[Instructions to follow]
Write out the records beneath this line exactly as they appear, minus any images.

Items listed in a dataset
• • •
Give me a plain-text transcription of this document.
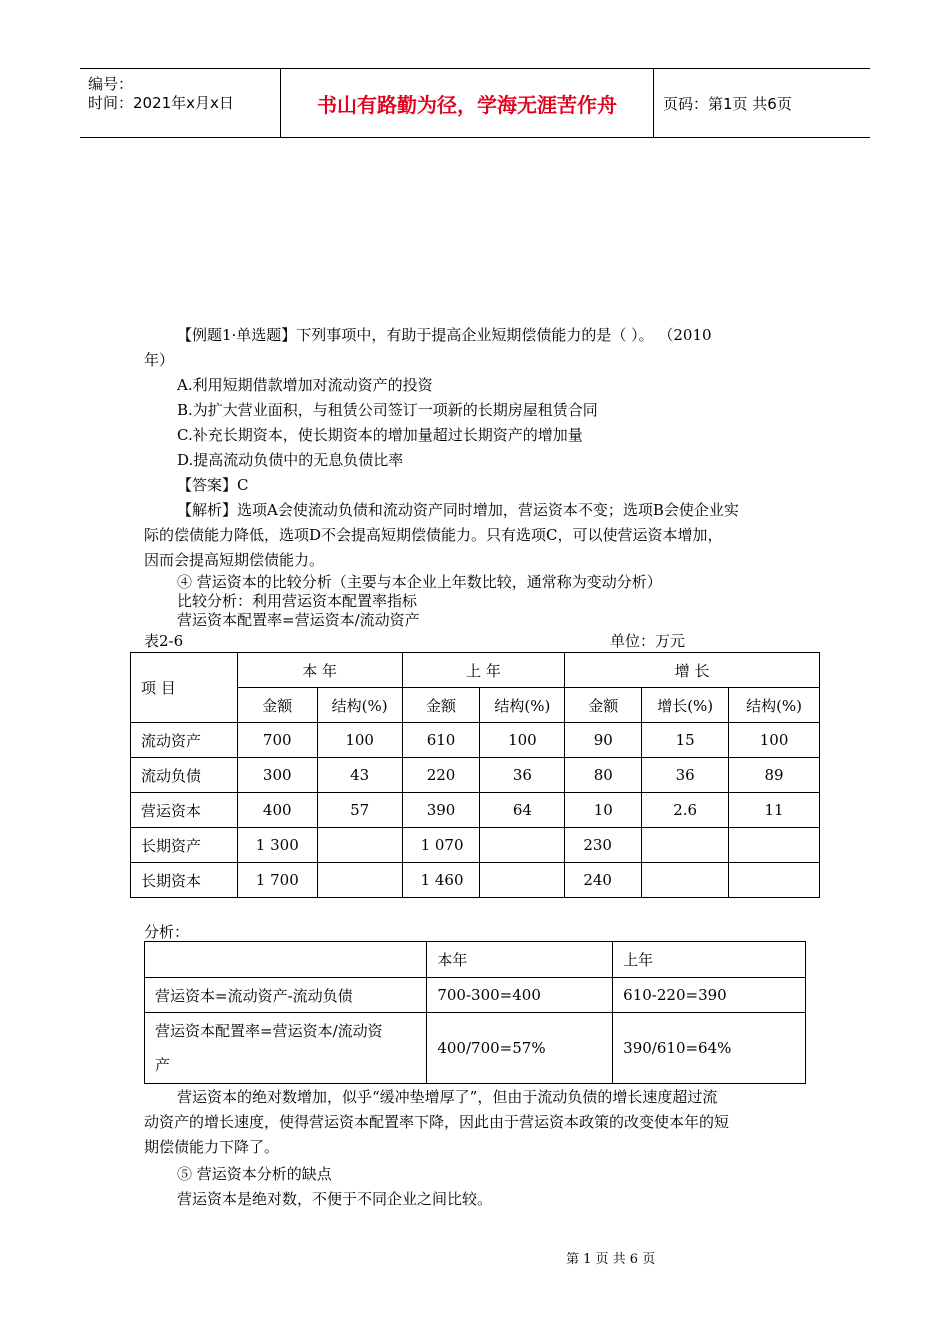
编号：
时间：2021年x月x日	书山有路勤为径，学海无涯苦作舟	页码：第1页 共6页
【例题1·单选题】下列事项中，有助于提高企业短期偿债能力的是（ ）。 （2010
年）
A.利用短期借款增加对流动资产的投资
B.为扩大营业面积，与租赁公司签订一项新的长期房屋租赁合同
C.补充长期资本，使长期资本的增加量超过长期资产的增加量
D.提高流动负债中的无息负债比率
【答案】C
【解析】选项A会使流动负债和流动资产同时增加，营运资本不变；选项B会使企业实
际的偿债能力降低，选项D不会提高短期偿债能力。只有选项C，可以使营运资本增加，
因而会提高短期偿债能力。
④ 营运资本的比较分析（主要与本企业上年数比较，通常称为变动分析）
比较分析：利用营运资本配置率指标
营运资本配置率=营运资本/流动资产
表2-6	单位：万元
项 目	本 年		上 年		增 长		
	金额	结构(%)	金额	结构(%)	金额	增长(%)	结构(%)
流动资产	700	100	610	100	90	15	100
流动负债	300	43	220	36	80	36	89
营运资本	400	57	390	64	10	2.6	11
长期资产	1 300		1 070		230		
长期资本	1 700		1 460		240		
分析：
	本年	上年
营运资本=流动资产-流动负债	700-300=400	610-220=390
营运资本配置率=营运资本/流动资
产	400/700=57%	390/610=64%
营运资本的绝对数增加，似乎“缓冲垫增厚了”，但由于流动负债的增长速度超过流
动资产的增长速度，使得营运资本配置率下降，因此由于营运资本政策的改变使本年的短
期偿债能力下降了。
⑤ 营运资本分析的缺点
营运资本是绝对数，不便于不同企业之间比较。
第 1 页 共 6 页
• • •
[Expected output]
Give me a plain-text transcription of this document.
编号：
时间：2021年x月x日	书山有路勤为径，学海无涯苦作舟	页码：第1页 共6页
【例题1·单选题】下列事项中，有助于提高企业短期偿债能力的是（ ）。 （2010
年）
A.利用短期借款增加对流动资产的投资
B.为扩大营业面积，与租赁公司签订一项新的长期房屋租赁合同
C.补充长期资本，使长期资本的增加量超过长期资产的增加量
D.提高流动负债中的无息负债比率
【答案】C
【解析】选项A会使流动负债和流动资产同时增加，营运资本不变；选项B会使企业实
际的偿债能力降低，选项D不会提高短期偿债能力。只有选项C，可以使营运资本增加，
因而会提高短期偿债能力。
④ 营运资本的比较分析（主要与本企业上年数比较，通常称为变动分析）
比较分析：利用营运资本配置率指标
营运资本配置率=营运资本/流动资产
表2-6	单位：万元
项 目	本 年		上 年		增 长		
	金额	结构(%)	金额	结构(%)	金额	增长(%)	结构(%)
流动资产	700	100	610	100	90	15	100
流动负债	300	43	220	36	80	36	89
营运资本	400	57	390	64	10	2.6	11
长期资产	1 300		1 070		230		
长期资本	1 700		1 460		240		
分析：
	本年	上年
营运资本=流动资产-流动负债	700-300=400	610-220=390
营运资本配置率=营运资本/流动资
产	400/700=57%	390/610=64%
营运资本的绝对数增加，似乎“缓冲垫增厚了”，但由于流动负债的增长速度超过流
动资产的增长速度，使得营运资本配置率下降，因此由于营运资本政策的改变使本年的短
期偿债能力下降了。
⑤ 营运资本分析的缺点
营运资本是绝对数，不便于不同企业之间比较。
第 1 页 共 6 页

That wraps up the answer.